SHORT EXERCISE
Find every line in the records below that holds the word "redes" and copy it.

Stored records:
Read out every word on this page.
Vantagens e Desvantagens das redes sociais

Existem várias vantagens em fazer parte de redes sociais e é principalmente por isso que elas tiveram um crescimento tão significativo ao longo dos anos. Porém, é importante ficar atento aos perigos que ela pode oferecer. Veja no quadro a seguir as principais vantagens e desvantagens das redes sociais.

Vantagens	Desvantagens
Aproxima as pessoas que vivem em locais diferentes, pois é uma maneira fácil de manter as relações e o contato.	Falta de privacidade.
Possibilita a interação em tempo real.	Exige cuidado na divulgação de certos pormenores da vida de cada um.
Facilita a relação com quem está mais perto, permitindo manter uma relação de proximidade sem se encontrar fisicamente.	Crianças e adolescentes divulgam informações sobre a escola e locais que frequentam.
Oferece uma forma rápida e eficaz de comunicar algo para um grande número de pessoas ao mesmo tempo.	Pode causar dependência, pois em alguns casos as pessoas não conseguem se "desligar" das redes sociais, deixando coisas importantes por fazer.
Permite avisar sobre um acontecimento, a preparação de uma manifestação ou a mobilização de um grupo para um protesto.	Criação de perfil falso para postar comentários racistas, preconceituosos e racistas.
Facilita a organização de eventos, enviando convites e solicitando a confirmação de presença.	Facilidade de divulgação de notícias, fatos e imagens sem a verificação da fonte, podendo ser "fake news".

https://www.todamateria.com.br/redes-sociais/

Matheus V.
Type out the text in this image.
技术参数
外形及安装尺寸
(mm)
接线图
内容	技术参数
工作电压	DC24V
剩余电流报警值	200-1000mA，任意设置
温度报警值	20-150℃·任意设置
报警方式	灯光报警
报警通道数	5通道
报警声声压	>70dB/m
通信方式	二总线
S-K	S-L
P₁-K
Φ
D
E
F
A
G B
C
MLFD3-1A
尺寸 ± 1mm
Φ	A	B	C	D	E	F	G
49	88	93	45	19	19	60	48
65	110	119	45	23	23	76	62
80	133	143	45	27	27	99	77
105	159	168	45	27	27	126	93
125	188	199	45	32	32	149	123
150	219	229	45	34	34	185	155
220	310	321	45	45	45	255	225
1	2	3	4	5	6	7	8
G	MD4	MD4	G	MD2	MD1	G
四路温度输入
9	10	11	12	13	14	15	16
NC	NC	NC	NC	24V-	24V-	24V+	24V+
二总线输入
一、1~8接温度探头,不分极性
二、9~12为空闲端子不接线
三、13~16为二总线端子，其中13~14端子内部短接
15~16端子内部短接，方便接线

OUTPUT FOR THIS TASK
Vantagens e Desvantagens das redes sociais
Existem várias vantagens em fazer parte de redes sociais e é principalmente por isso que elas tiveram um crescimento tão significativo ao longo dos anos. Porém, é importante ficar atento aos perigos que ela pode oferecer. Veja no quadro a seguir as principais vantagens e desvantagens das redes sociais.
Oferece uma forma rápida e eficaz de comunicar algo para um grande número de pessoas ao mesmo tempo.	Pode causar dependência, pois em alguns casos as pessoas não conseguem se "desligar" das redes sociais, deixando coisas importantes por fazer.
https://www.todamateria.com.br/redes-sociais/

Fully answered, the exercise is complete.